* _Instruction_
Would it be possible to write out each entry below exactly, without the pictures?

* _Information shown_
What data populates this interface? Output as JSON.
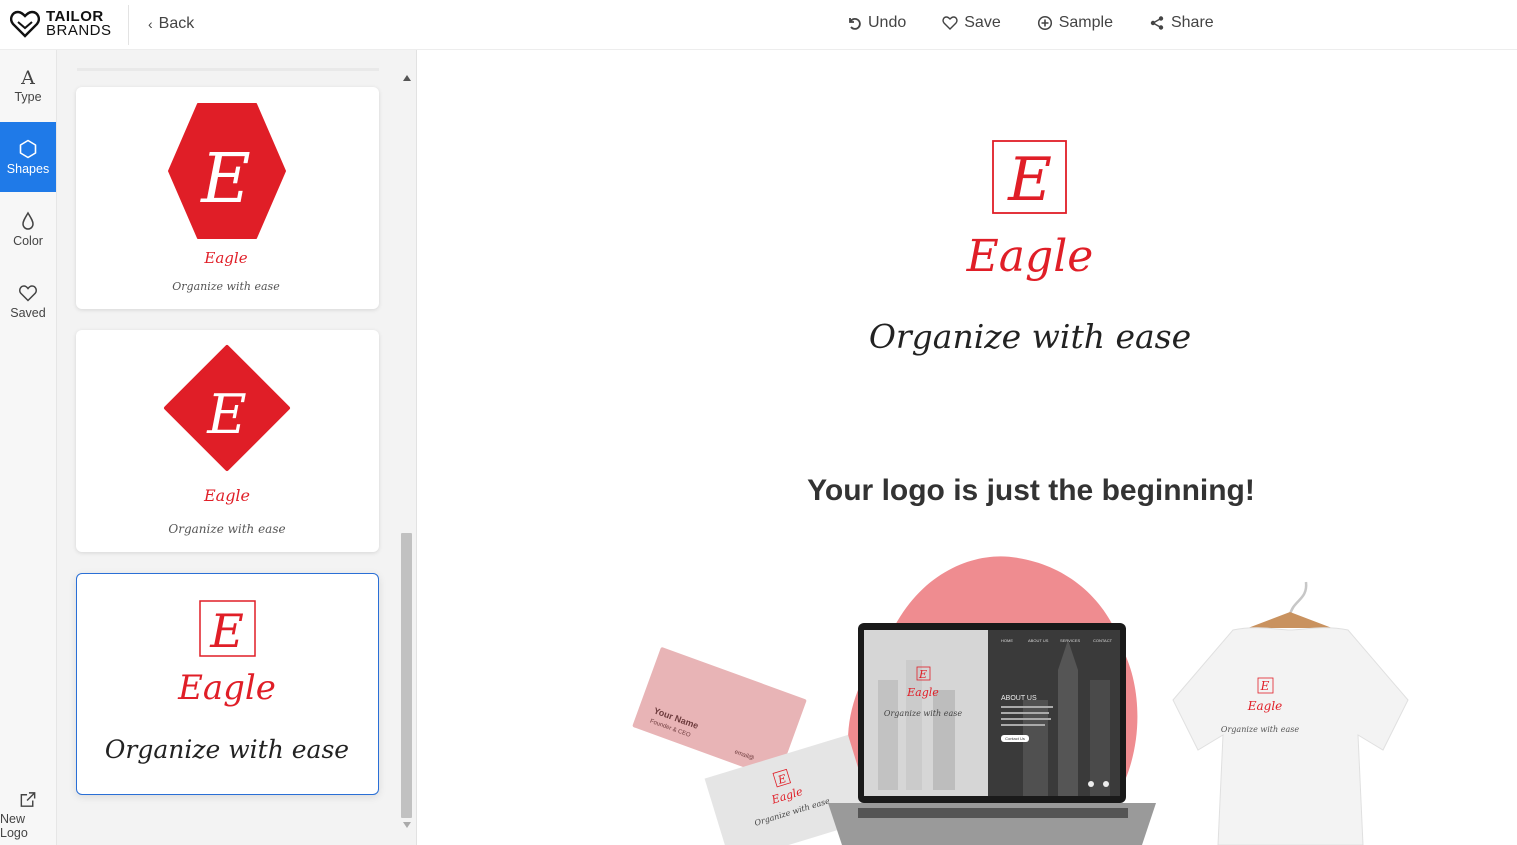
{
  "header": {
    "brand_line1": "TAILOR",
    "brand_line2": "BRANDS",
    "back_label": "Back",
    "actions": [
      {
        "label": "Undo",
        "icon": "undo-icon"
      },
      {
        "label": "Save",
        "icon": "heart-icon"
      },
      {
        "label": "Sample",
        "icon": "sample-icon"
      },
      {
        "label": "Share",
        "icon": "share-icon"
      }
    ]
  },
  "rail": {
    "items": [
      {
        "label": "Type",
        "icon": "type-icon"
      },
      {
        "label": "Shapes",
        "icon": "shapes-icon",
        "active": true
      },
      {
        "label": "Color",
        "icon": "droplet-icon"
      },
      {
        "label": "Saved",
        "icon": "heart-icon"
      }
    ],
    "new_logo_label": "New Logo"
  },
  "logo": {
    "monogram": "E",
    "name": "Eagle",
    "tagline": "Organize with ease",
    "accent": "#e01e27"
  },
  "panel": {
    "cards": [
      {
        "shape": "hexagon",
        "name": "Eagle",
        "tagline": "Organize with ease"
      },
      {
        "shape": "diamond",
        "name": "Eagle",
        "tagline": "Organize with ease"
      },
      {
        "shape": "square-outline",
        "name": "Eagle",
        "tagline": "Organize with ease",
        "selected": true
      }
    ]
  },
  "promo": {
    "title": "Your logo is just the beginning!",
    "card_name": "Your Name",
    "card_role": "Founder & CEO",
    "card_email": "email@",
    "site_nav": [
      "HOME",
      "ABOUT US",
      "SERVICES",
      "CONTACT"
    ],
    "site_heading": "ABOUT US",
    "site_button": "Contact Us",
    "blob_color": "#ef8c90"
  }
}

* _Correct response_
What data populates this interface? Output as JSON.
{
  "header": {
    "brand_line1": "TAILOR",
    "brand_line2": "BRANDS",
    "back_label": "Back",
    "actions": [
      {
        "label": "Undo",
        "icon": "undo-icon"
      },
      {
        "label": "Save",
        "icon": "heart-icon"
      },
      {
        "label": "Sample",
        "icon": "sample-icon"
      },
      {
        "label": "Share",
        "icon": "share-icon"
      }
    ]
  },
  "rail": {
    "items": [
      {
        "label": "Type",
        "icon": "type-icon"
      },
      {
        "label": "Shapes",
        "icon": "shapes-icon",
        "active": true
      },
      {
        "label": "Color",
        "icon": "droplet-icon"
      },
      {
        "label": "Saved",
        "icon": "heart-icon"
      }
    ],
    "new_logo_label": "New Logo"
  },
  "logo": {
    "monogram": "E",
    "name": "Eagle",
    "tagline": "Organize with ease",
    "accent": "#e01e27"
  },
  "panel": {
    "cards": [
      {
        "shape": "hexagon",
        "name": "Eagle",
        "tagline": "Organize with ease"
      },
      {
        "shape": "diamond",
        "name": "Eagle",
        "tagline": "Organize with ease"
      },
      {
        "shape": "square-outline",
        "name": "Eagle",
        "tagline": "Organize with ease",
        "selected": true
      }
    ]
  },
  "promo": {
    "title": "Your logo is just the beginning!",
    "card_name": "Your Name",
    "card_role": "Founder & CEO",
    "card_email": "email@",
    "site_nav": [
      "HOME",
      "ABOUT US",
      "SERVICES",
      "CONTACT"
    ],
    "site_heading": "ABOUT US",
    "site_button": "Contact Us",
    "blob_color": "#ef8c90"
  }
}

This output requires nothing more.